_Exercise_
Return the lines where the word "JSON" occurs.

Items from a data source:
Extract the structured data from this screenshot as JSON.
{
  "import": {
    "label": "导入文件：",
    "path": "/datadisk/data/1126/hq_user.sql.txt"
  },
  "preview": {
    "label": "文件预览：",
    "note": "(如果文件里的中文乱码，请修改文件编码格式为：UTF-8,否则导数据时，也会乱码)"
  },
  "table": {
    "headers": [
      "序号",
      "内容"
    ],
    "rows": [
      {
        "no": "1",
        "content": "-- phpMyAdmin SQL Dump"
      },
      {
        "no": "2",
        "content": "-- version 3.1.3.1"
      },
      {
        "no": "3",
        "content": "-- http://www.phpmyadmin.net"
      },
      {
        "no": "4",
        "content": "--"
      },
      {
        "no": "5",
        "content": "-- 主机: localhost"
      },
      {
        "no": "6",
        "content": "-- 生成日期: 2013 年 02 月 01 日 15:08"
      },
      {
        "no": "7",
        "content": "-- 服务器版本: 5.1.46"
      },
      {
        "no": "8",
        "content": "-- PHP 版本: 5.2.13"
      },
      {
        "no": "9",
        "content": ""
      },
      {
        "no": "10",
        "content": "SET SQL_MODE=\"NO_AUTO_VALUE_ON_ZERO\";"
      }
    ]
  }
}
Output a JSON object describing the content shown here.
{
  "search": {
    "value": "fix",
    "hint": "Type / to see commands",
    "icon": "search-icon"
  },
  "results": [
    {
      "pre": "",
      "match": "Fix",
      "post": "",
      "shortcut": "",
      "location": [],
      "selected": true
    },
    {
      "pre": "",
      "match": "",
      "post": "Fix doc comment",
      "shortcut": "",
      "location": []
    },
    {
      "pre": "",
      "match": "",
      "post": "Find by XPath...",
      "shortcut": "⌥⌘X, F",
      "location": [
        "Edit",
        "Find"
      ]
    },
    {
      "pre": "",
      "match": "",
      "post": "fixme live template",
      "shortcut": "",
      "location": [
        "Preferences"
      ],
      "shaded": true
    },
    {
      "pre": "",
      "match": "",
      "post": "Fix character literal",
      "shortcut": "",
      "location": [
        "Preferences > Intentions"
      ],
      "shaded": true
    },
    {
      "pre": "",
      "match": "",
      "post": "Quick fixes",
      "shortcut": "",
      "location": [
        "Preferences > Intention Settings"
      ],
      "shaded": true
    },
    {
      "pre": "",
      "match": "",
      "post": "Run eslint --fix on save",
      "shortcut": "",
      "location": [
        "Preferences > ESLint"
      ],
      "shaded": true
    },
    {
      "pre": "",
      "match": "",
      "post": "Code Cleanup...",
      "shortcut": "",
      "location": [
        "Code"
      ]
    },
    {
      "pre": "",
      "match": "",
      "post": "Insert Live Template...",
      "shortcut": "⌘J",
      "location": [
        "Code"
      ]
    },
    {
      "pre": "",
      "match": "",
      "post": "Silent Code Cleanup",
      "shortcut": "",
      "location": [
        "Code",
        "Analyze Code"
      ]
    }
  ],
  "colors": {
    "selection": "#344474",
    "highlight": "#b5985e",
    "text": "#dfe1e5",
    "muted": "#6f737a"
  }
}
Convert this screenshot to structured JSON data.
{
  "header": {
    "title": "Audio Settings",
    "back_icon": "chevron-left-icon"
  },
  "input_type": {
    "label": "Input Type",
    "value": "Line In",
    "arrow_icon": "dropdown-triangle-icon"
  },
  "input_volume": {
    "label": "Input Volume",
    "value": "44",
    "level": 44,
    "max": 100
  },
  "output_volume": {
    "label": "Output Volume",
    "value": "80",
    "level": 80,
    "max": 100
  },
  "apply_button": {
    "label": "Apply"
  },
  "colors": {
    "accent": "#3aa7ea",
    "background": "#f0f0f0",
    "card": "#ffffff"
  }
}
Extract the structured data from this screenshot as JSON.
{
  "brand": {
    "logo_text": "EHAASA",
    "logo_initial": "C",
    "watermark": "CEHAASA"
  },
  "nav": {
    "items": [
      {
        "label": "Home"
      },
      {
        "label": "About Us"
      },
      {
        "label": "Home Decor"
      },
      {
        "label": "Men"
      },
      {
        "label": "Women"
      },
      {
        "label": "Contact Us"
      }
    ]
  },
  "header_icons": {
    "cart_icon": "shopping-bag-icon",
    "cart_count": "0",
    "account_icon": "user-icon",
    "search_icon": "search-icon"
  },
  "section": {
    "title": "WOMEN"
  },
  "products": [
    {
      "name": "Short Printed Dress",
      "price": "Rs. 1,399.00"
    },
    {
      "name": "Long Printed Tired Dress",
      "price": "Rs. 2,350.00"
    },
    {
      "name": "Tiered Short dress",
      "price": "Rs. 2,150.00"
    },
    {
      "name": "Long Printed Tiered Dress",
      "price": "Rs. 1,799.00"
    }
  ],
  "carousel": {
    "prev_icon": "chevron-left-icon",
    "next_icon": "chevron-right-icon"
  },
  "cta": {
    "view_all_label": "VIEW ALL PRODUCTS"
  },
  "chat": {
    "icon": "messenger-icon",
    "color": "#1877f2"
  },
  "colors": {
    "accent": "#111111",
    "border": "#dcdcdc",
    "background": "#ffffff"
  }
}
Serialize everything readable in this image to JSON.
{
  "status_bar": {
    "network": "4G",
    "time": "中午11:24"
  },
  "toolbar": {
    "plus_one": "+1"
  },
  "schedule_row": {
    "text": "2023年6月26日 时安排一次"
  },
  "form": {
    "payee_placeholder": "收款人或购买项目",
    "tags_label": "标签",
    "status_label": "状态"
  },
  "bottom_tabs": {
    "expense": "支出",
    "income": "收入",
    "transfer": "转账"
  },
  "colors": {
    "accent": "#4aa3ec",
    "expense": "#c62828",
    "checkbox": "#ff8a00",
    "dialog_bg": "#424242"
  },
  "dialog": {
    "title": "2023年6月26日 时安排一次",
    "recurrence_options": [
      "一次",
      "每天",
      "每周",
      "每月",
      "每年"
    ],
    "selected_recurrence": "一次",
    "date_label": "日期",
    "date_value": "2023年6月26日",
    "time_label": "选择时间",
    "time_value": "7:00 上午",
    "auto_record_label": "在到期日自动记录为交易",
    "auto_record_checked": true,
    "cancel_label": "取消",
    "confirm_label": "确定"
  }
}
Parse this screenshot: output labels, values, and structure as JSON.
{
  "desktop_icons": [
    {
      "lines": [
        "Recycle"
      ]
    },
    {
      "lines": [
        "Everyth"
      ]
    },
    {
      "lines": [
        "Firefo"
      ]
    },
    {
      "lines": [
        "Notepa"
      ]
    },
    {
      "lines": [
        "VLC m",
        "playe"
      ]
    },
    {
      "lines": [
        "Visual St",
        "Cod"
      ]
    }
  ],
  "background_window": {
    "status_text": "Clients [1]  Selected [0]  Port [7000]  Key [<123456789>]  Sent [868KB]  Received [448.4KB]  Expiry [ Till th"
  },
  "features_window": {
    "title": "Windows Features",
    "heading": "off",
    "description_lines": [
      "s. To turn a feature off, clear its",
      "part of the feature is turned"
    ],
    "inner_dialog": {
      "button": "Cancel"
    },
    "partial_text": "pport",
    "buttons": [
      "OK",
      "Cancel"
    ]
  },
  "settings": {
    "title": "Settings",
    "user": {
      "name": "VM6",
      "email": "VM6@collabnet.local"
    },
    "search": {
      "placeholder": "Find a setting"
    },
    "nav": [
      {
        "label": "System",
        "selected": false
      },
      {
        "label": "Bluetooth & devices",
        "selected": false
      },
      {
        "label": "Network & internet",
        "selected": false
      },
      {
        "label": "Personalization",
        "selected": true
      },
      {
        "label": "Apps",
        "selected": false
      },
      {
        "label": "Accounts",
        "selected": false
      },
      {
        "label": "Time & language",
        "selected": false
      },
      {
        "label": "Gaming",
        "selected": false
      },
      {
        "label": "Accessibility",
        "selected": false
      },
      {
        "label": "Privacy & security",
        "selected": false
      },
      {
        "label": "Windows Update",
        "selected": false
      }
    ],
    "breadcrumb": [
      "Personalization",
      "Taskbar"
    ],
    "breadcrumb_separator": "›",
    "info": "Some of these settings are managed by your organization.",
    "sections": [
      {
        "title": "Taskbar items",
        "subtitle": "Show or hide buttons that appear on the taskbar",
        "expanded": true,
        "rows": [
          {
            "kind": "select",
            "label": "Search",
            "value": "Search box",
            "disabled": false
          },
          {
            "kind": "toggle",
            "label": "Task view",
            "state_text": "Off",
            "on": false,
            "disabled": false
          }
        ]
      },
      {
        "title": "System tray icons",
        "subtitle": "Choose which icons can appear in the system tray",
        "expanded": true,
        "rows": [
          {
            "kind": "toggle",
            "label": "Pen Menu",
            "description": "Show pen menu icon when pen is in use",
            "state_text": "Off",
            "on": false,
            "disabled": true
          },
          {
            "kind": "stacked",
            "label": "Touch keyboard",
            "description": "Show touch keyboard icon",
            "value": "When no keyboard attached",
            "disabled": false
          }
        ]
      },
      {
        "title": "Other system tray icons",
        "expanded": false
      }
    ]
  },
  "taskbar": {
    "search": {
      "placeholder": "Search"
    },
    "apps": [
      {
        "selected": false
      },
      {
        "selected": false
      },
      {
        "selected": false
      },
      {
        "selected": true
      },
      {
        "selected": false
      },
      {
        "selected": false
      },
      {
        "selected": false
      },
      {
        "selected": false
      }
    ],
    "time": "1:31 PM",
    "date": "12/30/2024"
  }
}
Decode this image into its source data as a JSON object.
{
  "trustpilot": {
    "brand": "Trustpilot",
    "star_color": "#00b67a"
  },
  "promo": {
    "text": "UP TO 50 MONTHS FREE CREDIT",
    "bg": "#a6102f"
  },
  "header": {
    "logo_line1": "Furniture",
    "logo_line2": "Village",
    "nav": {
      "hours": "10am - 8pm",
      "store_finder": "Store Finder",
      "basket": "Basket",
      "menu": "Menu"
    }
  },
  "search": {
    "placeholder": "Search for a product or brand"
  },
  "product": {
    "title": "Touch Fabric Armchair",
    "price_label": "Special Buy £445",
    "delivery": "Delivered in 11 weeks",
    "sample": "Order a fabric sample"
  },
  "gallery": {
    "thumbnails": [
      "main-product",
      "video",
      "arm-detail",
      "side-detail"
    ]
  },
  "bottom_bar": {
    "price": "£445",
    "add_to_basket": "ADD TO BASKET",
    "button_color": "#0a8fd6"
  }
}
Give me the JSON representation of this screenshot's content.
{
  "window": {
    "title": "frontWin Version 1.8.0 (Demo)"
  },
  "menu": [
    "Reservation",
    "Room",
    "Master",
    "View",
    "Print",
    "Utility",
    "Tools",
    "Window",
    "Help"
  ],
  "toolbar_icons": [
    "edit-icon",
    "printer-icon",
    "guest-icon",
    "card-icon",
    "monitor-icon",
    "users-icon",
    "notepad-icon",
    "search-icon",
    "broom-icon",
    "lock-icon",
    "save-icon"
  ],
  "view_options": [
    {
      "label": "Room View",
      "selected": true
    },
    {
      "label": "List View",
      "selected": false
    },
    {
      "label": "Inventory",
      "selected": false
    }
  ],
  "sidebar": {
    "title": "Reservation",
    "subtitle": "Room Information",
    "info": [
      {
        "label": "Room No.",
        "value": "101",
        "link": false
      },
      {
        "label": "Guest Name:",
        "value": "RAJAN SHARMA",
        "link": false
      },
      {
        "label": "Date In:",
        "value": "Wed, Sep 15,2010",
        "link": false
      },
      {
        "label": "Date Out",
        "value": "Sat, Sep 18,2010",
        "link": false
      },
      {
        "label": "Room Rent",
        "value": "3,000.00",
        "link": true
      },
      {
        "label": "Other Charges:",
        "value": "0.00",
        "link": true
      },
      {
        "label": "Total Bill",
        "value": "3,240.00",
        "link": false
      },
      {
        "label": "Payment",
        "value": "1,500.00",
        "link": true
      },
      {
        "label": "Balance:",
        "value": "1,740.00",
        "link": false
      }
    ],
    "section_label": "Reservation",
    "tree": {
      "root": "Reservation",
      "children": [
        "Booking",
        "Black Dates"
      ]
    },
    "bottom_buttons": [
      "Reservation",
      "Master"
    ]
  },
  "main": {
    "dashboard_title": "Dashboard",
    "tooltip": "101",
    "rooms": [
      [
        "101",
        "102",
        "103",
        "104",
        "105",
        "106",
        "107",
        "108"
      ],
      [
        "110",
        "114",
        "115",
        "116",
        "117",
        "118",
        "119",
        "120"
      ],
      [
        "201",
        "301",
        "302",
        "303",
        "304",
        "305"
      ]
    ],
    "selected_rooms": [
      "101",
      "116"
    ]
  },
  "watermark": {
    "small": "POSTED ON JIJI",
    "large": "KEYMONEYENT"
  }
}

_Completed exercise_
Extract the structured data from this screenshot as JSON.
Output a JSON object describing the content shown here.
Convert this screenshot to structured JSON data.
Extract the structured data from this screenshot as JSON.
Serialize everything readable in this image to JSON.
Parse this screenshot: output labels, values, and structure as JSON.
Decode this image into its source data as a JSON object.
Give me the JSON representation of this screenshot's content.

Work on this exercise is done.